## REQUIRED WORK
Look through the material below. Copy every line with the string "BFDO" in it.

## RECORD LIST
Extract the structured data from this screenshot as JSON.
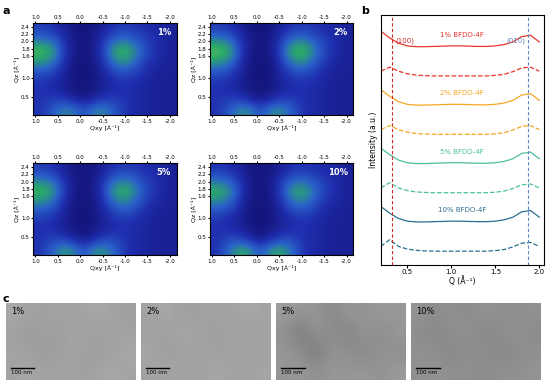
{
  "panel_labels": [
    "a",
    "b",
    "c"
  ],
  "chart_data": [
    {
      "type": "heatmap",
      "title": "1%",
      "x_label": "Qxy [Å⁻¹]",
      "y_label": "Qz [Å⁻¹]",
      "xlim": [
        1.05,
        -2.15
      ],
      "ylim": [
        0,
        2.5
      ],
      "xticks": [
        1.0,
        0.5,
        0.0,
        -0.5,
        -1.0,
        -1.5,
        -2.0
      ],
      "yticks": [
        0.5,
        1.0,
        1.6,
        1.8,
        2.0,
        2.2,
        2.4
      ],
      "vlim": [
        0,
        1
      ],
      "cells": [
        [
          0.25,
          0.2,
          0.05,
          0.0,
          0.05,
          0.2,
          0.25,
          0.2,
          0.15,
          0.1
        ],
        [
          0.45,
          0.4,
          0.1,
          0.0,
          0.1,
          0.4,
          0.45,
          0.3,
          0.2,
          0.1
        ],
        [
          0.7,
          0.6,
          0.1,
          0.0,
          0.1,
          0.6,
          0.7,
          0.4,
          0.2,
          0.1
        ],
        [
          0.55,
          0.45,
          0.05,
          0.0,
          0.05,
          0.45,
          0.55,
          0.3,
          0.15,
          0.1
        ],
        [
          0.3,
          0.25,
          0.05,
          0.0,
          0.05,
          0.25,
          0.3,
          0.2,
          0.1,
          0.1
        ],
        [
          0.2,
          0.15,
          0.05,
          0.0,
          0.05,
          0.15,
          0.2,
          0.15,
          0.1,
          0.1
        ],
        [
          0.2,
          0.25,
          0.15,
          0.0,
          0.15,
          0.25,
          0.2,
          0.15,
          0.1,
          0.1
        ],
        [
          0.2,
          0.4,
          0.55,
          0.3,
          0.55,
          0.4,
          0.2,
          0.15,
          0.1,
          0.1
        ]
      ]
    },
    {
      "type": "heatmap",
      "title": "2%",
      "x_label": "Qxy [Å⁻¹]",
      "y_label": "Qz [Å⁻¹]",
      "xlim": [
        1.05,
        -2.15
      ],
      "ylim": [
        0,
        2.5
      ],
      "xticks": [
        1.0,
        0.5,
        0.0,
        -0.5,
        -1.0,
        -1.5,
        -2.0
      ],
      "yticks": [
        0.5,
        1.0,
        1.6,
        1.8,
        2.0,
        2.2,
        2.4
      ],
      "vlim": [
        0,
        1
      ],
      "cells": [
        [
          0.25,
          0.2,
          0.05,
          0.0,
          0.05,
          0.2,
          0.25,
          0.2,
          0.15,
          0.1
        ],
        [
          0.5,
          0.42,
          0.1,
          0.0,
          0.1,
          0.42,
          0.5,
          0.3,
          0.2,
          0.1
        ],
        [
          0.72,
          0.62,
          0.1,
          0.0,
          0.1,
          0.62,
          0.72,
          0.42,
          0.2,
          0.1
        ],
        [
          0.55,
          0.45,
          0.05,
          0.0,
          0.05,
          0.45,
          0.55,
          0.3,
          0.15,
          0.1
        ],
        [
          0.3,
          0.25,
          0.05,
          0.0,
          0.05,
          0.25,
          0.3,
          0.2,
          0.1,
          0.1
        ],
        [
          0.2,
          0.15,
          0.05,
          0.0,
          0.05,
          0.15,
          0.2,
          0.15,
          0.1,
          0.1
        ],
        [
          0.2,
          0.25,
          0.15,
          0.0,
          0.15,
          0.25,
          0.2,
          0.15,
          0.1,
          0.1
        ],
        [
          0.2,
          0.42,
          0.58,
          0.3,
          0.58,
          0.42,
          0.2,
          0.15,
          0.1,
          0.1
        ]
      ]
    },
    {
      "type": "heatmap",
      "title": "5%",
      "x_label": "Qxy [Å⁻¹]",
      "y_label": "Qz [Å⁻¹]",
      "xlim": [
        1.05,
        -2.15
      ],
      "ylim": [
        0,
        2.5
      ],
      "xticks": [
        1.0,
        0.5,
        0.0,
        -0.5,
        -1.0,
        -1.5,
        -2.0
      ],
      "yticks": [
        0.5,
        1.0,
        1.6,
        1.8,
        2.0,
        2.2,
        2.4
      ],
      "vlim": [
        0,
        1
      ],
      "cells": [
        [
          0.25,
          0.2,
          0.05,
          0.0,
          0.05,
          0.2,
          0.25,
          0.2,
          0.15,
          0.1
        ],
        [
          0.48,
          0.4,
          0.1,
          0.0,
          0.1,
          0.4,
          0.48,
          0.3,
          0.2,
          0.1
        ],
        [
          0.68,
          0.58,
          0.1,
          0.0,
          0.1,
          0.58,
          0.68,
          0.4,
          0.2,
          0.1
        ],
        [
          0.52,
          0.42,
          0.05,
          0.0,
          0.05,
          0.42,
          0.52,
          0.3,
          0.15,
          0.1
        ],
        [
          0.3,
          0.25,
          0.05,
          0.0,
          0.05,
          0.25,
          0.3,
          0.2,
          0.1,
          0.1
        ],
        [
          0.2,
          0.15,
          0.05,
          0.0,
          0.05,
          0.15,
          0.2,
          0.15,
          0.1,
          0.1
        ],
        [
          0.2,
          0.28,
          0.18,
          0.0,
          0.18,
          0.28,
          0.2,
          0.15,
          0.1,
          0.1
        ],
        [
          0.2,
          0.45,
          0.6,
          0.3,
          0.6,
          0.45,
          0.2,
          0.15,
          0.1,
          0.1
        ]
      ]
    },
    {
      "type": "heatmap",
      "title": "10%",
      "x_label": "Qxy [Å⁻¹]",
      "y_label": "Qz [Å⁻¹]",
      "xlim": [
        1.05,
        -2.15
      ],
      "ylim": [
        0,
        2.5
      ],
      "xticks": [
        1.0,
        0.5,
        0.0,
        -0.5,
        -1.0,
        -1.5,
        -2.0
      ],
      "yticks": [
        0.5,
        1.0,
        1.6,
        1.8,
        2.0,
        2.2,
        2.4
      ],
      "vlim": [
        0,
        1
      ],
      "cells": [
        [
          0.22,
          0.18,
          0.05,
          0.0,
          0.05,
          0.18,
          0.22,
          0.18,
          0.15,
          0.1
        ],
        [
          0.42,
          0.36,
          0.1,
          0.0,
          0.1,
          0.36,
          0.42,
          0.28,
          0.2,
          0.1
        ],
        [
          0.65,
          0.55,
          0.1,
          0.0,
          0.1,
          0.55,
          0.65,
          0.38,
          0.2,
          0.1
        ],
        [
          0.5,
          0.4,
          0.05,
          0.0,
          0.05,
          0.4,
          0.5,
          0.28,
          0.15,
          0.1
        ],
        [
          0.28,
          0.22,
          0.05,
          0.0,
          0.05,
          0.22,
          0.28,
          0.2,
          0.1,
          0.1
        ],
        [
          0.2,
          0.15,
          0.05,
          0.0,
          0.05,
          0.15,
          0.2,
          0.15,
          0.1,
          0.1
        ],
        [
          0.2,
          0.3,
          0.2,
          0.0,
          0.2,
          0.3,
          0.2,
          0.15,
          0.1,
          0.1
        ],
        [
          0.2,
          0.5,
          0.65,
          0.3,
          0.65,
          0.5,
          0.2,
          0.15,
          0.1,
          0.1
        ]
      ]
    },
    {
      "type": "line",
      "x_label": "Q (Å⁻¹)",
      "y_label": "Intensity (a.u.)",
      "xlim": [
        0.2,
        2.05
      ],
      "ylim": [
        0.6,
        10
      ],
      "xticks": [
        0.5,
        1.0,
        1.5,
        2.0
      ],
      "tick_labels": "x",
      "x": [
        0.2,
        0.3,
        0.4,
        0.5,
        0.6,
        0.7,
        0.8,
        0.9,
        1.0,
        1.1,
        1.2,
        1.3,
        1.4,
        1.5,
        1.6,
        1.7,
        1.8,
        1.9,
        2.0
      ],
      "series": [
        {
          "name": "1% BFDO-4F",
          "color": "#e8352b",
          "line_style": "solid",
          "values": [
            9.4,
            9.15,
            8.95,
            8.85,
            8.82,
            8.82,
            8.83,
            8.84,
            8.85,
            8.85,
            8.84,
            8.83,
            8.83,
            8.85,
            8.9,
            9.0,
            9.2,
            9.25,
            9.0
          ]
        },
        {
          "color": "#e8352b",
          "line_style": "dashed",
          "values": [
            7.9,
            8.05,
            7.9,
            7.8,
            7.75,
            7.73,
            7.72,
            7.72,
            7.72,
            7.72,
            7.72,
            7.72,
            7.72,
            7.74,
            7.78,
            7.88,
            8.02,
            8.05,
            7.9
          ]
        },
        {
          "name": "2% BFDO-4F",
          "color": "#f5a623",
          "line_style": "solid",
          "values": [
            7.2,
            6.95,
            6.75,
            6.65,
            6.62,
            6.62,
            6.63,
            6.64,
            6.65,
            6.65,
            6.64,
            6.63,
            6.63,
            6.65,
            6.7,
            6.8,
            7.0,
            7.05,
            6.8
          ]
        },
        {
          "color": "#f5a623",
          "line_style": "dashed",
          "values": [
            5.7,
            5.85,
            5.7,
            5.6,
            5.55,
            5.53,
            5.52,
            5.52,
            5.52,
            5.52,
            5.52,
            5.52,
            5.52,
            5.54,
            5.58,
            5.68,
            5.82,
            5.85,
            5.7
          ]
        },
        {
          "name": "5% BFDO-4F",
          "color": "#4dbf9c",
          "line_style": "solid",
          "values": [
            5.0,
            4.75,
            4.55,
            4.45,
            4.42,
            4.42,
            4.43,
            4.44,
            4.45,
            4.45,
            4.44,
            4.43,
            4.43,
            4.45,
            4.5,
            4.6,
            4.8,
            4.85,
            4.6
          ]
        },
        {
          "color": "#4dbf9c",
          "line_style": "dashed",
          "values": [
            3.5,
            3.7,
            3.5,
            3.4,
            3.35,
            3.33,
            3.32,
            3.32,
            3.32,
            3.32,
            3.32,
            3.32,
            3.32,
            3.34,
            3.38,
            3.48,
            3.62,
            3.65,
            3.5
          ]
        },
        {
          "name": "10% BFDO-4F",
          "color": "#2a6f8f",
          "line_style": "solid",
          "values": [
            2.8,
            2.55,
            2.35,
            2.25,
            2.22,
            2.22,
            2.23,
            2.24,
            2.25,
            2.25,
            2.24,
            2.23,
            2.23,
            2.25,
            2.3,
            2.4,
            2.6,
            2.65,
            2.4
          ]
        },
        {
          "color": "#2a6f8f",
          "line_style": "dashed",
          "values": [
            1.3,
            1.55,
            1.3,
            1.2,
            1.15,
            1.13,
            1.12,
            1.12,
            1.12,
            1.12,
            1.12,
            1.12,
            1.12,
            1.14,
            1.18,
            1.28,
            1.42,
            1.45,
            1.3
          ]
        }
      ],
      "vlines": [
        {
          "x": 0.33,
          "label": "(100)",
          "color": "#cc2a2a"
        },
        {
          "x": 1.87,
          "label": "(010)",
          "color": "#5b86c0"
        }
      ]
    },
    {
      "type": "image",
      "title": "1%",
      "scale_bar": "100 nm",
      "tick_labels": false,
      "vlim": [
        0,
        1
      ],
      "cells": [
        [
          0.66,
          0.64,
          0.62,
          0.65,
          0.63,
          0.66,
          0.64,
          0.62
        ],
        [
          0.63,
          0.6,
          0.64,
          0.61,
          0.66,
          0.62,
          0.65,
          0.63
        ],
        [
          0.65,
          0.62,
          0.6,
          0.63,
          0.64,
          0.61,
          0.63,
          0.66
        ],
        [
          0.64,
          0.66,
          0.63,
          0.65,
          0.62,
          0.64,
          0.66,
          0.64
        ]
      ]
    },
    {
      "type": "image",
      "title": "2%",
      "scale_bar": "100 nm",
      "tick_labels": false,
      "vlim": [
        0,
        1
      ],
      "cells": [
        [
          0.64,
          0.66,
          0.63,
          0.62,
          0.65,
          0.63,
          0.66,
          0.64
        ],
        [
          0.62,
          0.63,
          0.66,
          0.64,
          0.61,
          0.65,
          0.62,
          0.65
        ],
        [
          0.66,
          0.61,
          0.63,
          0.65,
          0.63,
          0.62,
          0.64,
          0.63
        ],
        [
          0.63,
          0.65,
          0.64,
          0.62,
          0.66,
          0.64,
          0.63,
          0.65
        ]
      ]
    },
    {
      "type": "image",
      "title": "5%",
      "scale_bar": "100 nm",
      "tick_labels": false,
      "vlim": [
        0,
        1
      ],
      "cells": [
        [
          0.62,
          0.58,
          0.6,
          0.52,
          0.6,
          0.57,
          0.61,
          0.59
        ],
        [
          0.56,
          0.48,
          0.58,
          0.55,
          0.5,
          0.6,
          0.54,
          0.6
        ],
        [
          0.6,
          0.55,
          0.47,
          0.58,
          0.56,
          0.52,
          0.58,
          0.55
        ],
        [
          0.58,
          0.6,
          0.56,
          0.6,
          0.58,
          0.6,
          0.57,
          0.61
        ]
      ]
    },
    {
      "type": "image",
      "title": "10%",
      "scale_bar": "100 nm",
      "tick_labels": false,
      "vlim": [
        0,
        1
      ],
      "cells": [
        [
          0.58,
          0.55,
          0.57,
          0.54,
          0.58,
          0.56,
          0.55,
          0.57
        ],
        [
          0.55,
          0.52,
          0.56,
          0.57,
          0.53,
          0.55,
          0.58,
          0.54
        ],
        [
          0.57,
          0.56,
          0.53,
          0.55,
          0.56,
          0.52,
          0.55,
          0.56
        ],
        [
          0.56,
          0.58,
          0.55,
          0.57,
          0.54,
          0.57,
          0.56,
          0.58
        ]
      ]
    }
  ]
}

## REPLY
          "name": "1% BFDO-4F",
          "name": "2% BFDO-4F",
          "name": "5% BFDO-4F",
          "name": "10% BFDO-4F",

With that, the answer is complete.